(Extracted data entries)
+--
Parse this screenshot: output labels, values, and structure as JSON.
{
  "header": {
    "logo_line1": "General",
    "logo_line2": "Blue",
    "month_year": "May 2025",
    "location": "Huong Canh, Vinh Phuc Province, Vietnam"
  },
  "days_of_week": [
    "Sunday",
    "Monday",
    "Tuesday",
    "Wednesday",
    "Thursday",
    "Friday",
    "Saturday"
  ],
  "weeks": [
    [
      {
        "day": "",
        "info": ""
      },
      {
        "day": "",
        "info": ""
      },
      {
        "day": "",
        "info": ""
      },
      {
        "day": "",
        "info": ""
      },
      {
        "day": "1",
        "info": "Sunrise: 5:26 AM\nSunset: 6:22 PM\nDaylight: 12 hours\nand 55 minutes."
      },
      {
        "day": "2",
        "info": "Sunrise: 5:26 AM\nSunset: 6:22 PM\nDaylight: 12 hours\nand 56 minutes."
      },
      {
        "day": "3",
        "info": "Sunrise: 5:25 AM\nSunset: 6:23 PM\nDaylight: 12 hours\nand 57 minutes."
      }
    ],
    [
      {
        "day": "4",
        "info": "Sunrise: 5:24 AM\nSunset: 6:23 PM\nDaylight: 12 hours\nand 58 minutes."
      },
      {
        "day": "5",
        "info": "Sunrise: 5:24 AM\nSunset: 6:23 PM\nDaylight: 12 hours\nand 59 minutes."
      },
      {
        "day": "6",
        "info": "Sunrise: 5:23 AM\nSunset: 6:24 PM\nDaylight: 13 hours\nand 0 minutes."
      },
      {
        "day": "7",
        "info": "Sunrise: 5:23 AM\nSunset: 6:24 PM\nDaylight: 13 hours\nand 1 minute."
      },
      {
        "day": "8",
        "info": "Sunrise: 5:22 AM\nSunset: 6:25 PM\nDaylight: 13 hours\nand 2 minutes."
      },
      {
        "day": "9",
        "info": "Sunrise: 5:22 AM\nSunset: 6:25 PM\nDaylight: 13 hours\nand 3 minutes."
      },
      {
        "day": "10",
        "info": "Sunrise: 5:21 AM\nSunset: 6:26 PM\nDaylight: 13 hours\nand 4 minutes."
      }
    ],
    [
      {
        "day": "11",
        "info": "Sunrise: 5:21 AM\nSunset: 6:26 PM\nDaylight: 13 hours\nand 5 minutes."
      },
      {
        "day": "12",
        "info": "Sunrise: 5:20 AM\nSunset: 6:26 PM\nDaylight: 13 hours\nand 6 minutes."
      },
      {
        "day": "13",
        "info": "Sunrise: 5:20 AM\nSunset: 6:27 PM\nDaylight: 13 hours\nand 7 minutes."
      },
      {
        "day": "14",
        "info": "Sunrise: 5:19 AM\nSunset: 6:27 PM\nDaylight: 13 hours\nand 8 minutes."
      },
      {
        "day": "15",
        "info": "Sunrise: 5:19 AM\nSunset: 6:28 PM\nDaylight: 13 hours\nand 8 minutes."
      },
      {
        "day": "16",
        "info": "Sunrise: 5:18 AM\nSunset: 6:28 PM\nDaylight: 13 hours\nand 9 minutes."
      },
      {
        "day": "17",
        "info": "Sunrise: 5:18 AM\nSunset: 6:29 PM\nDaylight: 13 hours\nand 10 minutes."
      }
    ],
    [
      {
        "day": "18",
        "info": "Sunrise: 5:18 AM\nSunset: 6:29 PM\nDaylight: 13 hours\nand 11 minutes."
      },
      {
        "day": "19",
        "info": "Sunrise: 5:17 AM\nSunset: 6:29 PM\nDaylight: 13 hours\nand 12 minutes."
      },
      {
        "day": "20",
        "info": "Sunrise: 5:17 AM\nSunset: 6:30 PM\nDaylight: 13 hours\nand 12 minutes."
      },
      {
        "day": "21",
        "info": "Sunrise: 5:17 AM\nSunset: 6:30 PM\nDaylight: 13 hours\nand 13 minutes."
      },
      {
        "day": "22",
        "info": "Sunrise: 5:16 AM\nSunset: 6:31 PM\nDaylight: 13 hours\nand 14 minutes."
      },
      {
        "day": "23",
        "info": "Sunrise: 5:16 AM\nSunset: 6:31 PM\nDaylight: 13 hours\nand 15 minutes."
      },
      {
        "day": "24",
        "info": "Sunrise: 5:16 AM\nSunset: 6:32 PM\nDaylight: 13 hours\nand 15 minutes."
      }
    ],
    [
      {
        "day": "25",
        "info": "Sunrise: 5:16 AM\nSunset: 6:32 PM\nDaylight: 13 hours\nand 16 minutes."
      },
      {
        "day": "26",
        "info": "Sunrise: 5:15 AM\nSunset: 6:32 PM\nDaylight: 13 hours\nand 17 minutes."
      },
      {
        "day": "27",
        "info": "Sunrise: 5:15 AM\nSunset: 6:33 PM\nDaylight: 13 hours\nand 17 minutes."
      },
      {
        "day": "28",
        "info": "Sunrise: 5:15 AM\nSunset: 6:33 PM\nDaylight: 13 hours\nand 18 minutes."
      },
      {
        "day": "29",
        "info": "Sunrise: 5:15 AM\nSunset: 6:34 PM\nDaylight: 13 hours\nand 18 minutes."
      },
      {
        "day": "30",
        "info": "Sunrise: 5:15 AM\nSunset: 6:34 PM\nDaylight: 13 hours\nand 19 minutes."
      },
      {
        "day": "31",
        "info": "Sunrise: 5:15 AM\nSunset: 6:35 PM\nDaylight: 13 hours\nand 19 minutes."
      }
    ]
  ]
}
+--
* WHAT IS EXPECTED *
Your task is to quote the listing above word for word.

* THE RESULT *
Parse this screenshot: output labels, values, and structure as JSON.
{
  "header": {
    "logo_line1": "General",
    "logo_line2": "Blue",
    "month_year": "May 2025",
    "location": "Huong Canh, Vinh Phuc Province, Vietnam"
  },
  "days_of_week": [
    "Sunday",
    "Monday",
    "Tuesday",
    "Wednesday",
    "Thursday",
    "Friday",
    "Saturday"
  ],
  "weeks": [
    [
      {
        "day": "",
        "info": ""
      },
      {
        "day": "",
        "info": ""
      },
      {
        "day": "",
        "info": ""
      },
      {
        "day": "",
        "info": ""
      },
      {
        "day": "1",
        "info": "Sunrise: 5:26 AM\nSunset: 6:22 PM\nDaylight: 12 hours\nand 55 minutes."
      },
      {
        "day": "2",
        "info": "Sunrise: 5:26 AM\nSunset: 6:22 PM\nDaylight: 12 hours\nand 56 minutes."
      },
      {
        "day": "3",
        "info": "Sunrise: 5:25 AM\nSunset: 6:23 PM\nDaylight: 12 hours\nand 57 minutes."
      }
    ],
    [
      {
        "day": "4",
        "info": "Sunrise: 5:24 AM\nSunset: 6:23 PM\nDaylight: 12 hours\nand 58 minutes."
      },
      {
        "day": "5",
        "info": "Sunrise: 5:24 AM\nSunset: 6:23 PM\nDaylight: 12 hours\nand 59 minutes."
      },
      {
        "day": "6",
        "info": "Sunrise: 5:23 AM\nSunset: 6:24 PM\nDaylight: 13 hours\nand 0 minutes."
      },
      {
        "day": "7",
        "info": "Sunrise: 5:23 AM\nSunset: 6:24 PM\nDaylight: 13 hours\nand 1 minute."
      },
      {
        "day": "8",
        "info": "Sunrise: 5:22 AM\nSunset: 6:25 PM\nDaylight: 13 hours\nand 2 minutes."
      },
      {
        "day": "9",
        "info": "Sunrise: 5:22 AM\nSunset: 6:25 PM\nDaylight: 13 hours\nand 3 minutes."
      },
      {
        "day": "10",
        "info": "Sunrise: 5:21 AM\nSunset: 6:26 PM\nDaylight: 13 hours\nand 4 minutes."
      }
    ],
    [
      {
        "day": "11",
        "info": "Sunrise: 5:21 AM\nSunset: 6:26 PM\nDaylight: 13 hours\nand 5 minutes."
      },
      {
        "day": "12",
        "info": "Sunrise: 5:20 AM\nSunset: 6:26 PM\nDaylight: 13 hours\nand 6 minutes."
      },
      {
        "day": "13",
        "info": "Sunrise: 5:20 AM\nSunset: 6:27 PM\nDaylight: 13 hours\nand 7 minutes."
      },
      {
        "day": "14",
        "info": "Sunrise: 5:19 AM\nSunset: 6:27 PM\nDaylight: 13 hours\nand 8 minutes."
      },
      {
        "day": "15",
        "info": "Sunrise: 5:19 AM\nSunset: 6:28 PM\nDaylight: 13 hours\nand 8 minutes."
      },
      {
        "day": "16",
        "info": "Sunrise: 5:18 AM\nSunset: 6:28 PM\nDaylight: 13 hours\nand 9 minutes."
      },
      {
        "day": "17",
        "info": "Sunrise: 5:18 AM\nSunset: 6:29 PM\nDaylight: 13 hours\nand 10 minutes."
      }
    ],
    [
      {
        "day": "18",
        "info": "Sunrise: 5:18 AM\nSunset: 6:29 PM\nDaylight: 13 hours\nand 11 minutes."
      },
      {
        "day": "19",
        "info": "Sunrise: 5:17 AM\nSunset: 6:29 PM\nDaylight: 13 hours\nand 12 minutes."
      },
      {
        "day": "20",
        "info": "Sunrise: 5:17 AM\nSunset: 6:30 PM\nDaylight: 13 hours\nand 12 minutes."
      },
      {
        "day": "21",
        "info": "Sunrise: 5:17 AM\nSunset: 6:30 PM\nDaylight: 13 hours\nand 13 minutes."
      },
      {
        "day": "22",
        "info": "Sunrise: 5:16 AM\nSunset: 6:31 PM\nDaylight: 13 hours\nand 14 minutes."
      },
      {
        "day": "23",
        "info": "Sunrise: 5:16 AM\nSunset: 6:31 PM\nDaylight: 13 hours\nand 15 minutes."
      },
      {
        "day": "24",
        "info": "Sunrise: 5:16 AM\nSunset: 6:32 PM\nDaylight: 13 hours\nand 15 minutes."
      }
    ],
    [
      {
        "day": "25",
        "info": "Sunrise: 5:16 AM\nSunset: 6:32 PM\nDaylight: 13 hours\nand 16 minutes."
      },
      {
        "day": "26",
        "info": "Sunrise: 5:15 AM\nSunset: 6:32 PM\nDaylight: 13 hours\nand 17 minutes."
      },
      {
        "day": "27",
        "info": "Sunrise: 5:15 AM\nSunset: 6:33 PM\nDaylight: 13 hours\nand 17 minutes."
      },
      {
        "day": "28",
        "info": "Sunrise: 5:15 AM\nSunset: 6:33 PM\nDaylight: 13 hours\nand 18 minutes."
      },
      {
        "day": "29",
        "info": "Sunrise: 5:15 AM\nSunset: 6:34 PM\nDaylight: 13 hours\nand 18 minutes."
      },
      {
        "day": "30",
        "info": "Sunrise: 5:15 AM\nSunset: 6:34 PM\nDaylight: 13 hours\nand 19 minutes."
      },
      {
        "day": "31",
        "info": "Sunrise: 5:15 AM\nSunset: 6:35 PM\nDaylight: 13 hours\nand 19 minutes."
      }
    ]
  ]
}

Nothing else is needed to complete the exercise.